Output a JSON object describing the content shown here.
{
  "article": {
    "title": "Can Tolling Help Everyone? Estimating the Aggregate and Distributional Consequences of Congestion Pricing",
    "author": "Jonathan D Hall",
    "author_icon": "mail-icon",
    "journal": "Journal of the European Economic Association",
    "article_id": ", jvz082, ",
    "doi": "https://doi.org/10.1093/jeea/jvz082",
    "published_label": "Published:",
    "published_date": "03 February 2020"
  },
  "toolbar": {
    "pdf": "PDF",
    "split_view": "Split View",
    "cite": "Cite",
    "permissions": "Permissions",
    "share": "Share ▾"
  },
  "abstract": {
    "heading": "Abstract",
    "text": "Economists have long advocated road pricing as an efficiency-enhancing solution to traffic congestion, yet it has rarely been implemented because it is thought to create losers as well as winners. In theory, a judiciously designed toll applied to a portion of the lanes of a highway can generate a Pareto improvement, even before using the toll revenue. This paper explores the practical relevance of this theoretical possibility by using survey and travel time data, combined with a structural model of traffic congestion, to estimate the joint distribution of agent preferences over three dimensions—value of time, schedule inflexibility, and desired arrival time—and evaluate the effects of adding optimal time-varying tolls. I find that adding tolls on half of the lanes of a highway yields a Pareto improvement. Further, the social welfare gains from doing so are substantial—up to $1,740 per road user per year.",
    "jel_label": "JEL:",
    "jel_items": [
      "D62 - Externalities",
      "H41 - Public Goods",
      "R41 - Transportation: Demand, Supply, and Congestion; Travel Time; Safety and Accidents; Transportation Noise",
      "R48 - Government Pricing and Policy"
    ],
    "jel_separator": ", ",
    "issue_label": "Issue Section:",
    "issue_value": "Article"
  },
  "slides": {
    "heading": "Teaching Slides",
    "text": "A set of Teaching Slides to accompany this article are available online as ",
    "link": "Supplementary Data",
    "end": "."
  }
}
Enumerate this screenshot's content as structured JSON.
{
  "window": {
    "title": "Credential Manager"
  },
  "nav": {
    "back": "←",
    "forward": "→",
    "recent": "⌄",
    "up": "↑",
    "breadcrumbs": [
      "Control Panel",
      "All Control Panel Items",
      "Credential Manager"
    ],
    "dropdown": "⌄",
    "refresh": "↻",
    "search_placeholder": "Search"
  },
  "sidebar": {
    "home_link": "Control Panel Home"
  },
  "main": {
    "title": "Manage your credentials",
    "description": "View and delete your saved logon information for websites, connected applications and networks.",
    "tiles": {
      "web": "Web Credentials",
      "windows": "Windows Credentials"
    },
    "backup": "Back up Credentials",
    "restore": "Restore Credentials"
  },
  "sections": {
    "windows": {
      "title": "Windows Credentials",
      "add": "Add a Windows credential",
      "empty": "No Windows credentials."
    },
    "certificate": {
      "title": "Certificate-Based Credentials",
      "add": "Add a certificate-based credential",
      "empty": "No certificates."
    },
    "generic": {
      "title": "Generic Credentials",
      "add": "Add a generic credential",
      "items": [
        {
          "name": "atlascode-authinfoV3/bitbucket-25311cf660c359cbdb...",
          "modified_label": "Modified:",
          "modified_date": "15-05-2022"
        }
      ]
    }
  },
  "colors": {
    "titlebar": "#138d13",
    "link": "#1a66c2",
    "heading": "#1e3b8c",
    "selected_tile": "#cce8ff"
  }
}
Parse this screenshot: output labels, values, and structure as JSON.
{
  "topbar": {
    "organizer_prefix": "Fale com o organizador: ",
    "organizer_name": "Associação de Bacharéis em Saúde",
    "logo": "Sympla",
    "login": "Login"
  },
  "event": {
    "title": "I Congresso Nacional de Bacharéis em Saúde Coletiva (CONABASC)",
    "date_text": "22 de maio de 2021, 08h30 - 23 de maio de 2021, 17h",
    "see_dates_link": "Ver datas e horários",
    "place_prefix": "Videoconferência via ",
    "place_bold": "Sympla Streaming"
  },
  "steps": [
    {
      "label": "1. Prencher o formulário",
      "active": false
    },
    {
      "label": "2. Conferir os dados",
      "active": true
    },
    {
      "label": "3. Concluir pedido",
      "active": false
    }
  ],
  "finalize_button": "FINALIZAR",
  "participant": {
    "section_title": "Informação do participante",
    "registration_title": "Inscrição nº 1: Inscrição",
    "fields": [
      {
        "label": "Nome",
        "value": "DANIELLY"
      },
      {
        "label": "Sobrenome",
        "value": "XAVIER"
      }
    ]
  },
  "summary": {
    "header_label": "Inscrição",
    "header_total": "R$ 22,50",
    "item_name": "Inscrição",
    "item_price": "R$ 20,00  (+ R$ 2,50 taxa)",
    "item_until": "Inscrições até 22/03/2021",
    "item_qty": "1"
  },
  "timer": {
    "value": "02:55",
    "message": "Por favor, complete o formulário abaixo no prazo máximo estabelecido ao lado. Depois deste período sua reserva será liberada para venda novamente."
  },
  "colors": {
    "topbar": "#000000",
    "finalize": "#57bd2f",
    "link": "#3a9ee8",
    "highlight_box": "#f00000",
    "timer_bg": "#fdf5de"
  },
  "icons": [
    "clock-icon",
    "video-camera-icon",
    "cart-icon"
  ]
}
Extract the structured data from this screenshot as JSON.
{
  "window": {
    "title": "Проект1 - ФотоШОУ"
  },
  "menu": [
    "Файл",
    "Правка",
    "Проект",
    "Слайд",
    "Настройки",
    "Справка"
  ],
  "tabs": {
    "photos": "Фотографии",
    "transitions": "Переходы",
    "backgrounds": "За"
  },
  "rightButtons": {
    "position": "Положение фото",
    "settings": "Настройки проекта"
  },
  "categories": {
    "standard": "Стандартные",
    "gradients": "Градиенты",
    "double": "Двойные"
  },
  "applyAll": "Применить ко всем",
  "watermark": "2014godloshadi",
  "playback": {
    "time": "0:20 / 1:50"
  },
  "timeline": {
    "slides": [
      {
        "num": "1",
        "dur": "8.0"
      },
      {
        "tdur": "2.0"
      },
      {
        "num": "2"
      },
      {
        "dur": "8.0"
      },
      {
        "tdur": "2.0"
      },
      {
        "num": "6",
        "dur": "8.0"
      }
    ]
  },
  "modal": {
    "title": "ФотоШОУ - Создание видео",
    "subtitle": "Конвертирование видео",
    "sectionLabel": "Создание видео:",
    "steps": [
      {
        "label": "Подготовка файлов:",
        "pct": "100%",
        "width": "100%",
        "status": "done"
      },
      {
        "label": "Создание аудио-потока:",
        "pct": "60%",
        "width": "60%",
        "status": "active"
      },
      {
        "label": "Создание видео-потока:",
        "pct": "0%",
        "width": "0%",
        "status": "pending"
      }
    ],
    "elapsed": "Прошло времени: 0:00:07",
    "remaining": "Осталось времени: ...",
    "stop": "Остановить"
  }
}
-*-*-
### Stated exercise
Print the records above exactly as they appear.

### Response
Output a JSON object describing the content shown here.
{
  "article": {
    "title": "Can Tolling Help Everyone? Estimating the Aggregate and Distributional Consequences of Congestion Pricing",
    "author": "Jonathan D Hall",
    "author_icon": "mail-icon",
    "journal": "Journal of the European Economic Association",
    "article_id": ", jvz082, ",
    "doi": "https://doi.org/10.1093/jeea/jvz082",
    "published_label": "Published:",
    "published_date": "03 February 2020"
  },
  "toolbar": {
    "pdf": "PDF",
    "split_view": "Split View",
    "cite": "Cite",
    "permissions": "Permissions",
    "share": "Share ▾"
  },
  "abstract": {
    "heading": "Abstract",
    "text": "Economists have long advocated road pricing as an efficiency-enhancing solution to traffic congestion, yet it has rarely been implemented because it is thought to create losers as well as winners. In theory, a judiciously designed toll applied to a portion of the lanes of a highway can generate a Pareto improvement, even before using the toll revenue. This paper explores the practical relevance of this theoretical possibility by using survey and travel time data, combined with a structural model of traffic congestion, to estimate the joint distribution of agent preferences over three dimensions—value of time, schedule inflexibility, and desired arrival time—and evaluate the effects of adding optimal time-varying tolls. I find that adding tolls on half of the lanes of a highway yields a Pareto improvement. Further, the social welfare gains from doing so are substantial—up to $1,740 per road user per year.",
    "jel_label": "JEL:",
    "jel_items": [
      "D62 - Externalities",
      "H41 - Public Goods",
      "R41 - Transportation: Demand, Supply, and Congestion; Travel Time; Safety and Accidents; Transportation Noise",
      "R48 - Government Pricing and Policy"
    ],
    "jel_separator": ", ",
    "issue_label": "Issue Section:",
    "issue_value": "Article"
  },
  "slides": {
    "heading": "Teaching Slides",
    "text": "A set of Teaching Slides to accompany this article are available online as ",
    "link": "Supplementary Data",
    "end": "."
  }
}
Enumerate this screenshot's content as structured JSON.
{
  "window": {
    "title": "Credential Manager"
  },
  "nav": {
    "back": "←",
    "forward": "→",
    "recent": "⌄",
    "up": "↑",
    "breadcrumbs": [
      "Control Panel",
      "All Control Panel Items",
      "Credential Manager"
    ],
    "dropdown": "⌄",
    "refresh": "↻",
    "search_placeholder": "Search"
  },
  "sidebar": {
    "home_link": "Control Panel Home"
  },
  "main": {
    "title": "Manage your credentials",
    "description": "View and delete your saved logon information for websites, connected applications and networks.",
    "tiles": {
      "web": "Web Credentials",
      "windows": "Windows Credentials"
    },
    "backup": "Back up Credentials",
    "restore": "Restore Credentials"
  },
  "sections": {
    "windows": {
      "title": "Windows Credentials",
      "add": "Add a Windows credential",
      "empty": "No Windows credentials."
    },
    "certificate": {
      "title": "Certificate-Based Credentials",
      "add": "Add a certificate-based credential",
      "empty": "No certificates."
    },
    "generic": {
      "title": "Generic Credentials",
      "add": "Add a generic credential",
      "items": [
        {
          "name": "atlascode-authinfoV3/bitbucket-25311cf660c359cbdb...",
          "modified_label": "Modified:",
          "modified_date": "15-05-2022"
        }
      ]
    }
  },
  "colors": {
    "titlebar": "#138d13",
    "link": "#1a66c2",
    "heading": "#1e3b8c",
    "selected_tile": "#cce8ff"
  }
}
Parse this screenshot: output labels, values, and structure as JSON.
{
  "topbar": {
    "organizer_prefix": "Fale com o organizador: ",
    "organizer_name": "Associação de Bacharéis em Saúde",
    "logo": "Sympla",
    "login": "Login"
  },
  "event": {
    "title": "I Congresso Nacional de Bacharéis em Saúde Coletiva (CONABASC)",
    "date_text": "22 de maio de 2021, 08h30 - 23 de maio de 2021, 17h",
    "see_dates_link": "Ver datas e horários",
    "place_prefix": "Videoconferência via ",
    "place_bold": "Sympla Streaming"
  },
  "steps": [
    {
      "label": "1. Prencher o formulário",
      "active": false
    },
    {
      "label": "2. Conferir os dados",
      "active": true
    },
    {
      "label": "3. Concluir pedido",
      "active": false
    }
  ],
  "finalize_button": "FINALIZAR",
  "participant": {
    "section_title": "Informação do participante",
    "registration_title": "Inscrição nº 1: Inscrição",
    "fields": [
      {
        "label": "Nome",
        "value": "DANIELLY"
      },
      {
        "label": "Sobrenome",
        "value": "XAVIER"
      }
    ]
  },
  "summary": {
    "header_label": "Inscrição",
    "header_total": "R$ 22,50",
    "item_name": "Inscrição",
    "item_price": "R$ 20,00  (+ R$ 2,50 taxa)",
    "item_until": "Inscrições até 22/03/2021",
    "item_qty": "1"
  },
  "timer": {
    "value": "02:55",
    "message": "Por favor, complete o formulário abaixo no prazo máximo estabelecido ao lado. Depois deste período sua reserva será liberada para venda novamente."
  },
  "colors": {
    "topbar": "#000000",
    "finalize": "#57bd2f",
    "link": "#3a9ee8",
    "highlight_box": "#f00000",
    "timer_bg": "#fdf5de"
  },
  "icons": [
    "clock-icon",
    "video-camera-icon",
    "cart-icon"
  ]
}
Extract the structured data from this screenshot as JSON.
{
  "window": {
    "title": "Проект1 - ФотоШОУ"
  },
  "menu": [
    "Файл",
    "Правка",
    "Проект",
    "Слайд",
    "Настройки",
    "Справка"
  ],
  "tabs": {
    "photos": "Фотографии",
    "transitions": "Переходы",
    "backgrounds": "За"
  },
  "rightButtons": {
    "position": "Положение фото",
    "settings": "Настройки проекта"
  },
  "categories": {
    "standard": "Стандартные",
    "gradients": "Градиенты",
    "double": "Двойные"
  },
  "applyAll": "Применить ко всем",
  "watermark": "2014godloshadi",
  "playback": {
    "time": "0:20 / 1:50"
  },
  "timeline": {
    "slides": [
      {
        "num": "1",
        "dur": "8.0"
      },
      {
        "tdur": "2.0"
      },
      {
        "num": "2"
      },
      {
        "dur": "8.0"
      },
      {
        "tdur": "2.0"
      },
      {
        "num": "6",
        "dur": "8.0"
      }
    ]
  },
  "modal": {
    "title": "ФотоШОУ - Создание видео",
    "subtitle": "Конвертирование видео",
    "sectionLabel": "Создание видео:",
    "steps": [
      {
        "label": "Подготовка файлов:",
        "pct": "100%",
        "width": "100%",
        "status": "done"
      },
      {
        "label": "Создание аудио-потока:",
        "pct": "60%",
        "width": "60%",
        "status": "active"
      },
      {
        "label": "Создание видео-потока:",
        "pct": "0%",
        "width": "0%",
        "status": "pending"
      }
    ],
    "elapsed": "Прошло времени: 0:00:07",
    "remaining": "Осталось времени: ...",
    "stop": "Остановить"
  }
}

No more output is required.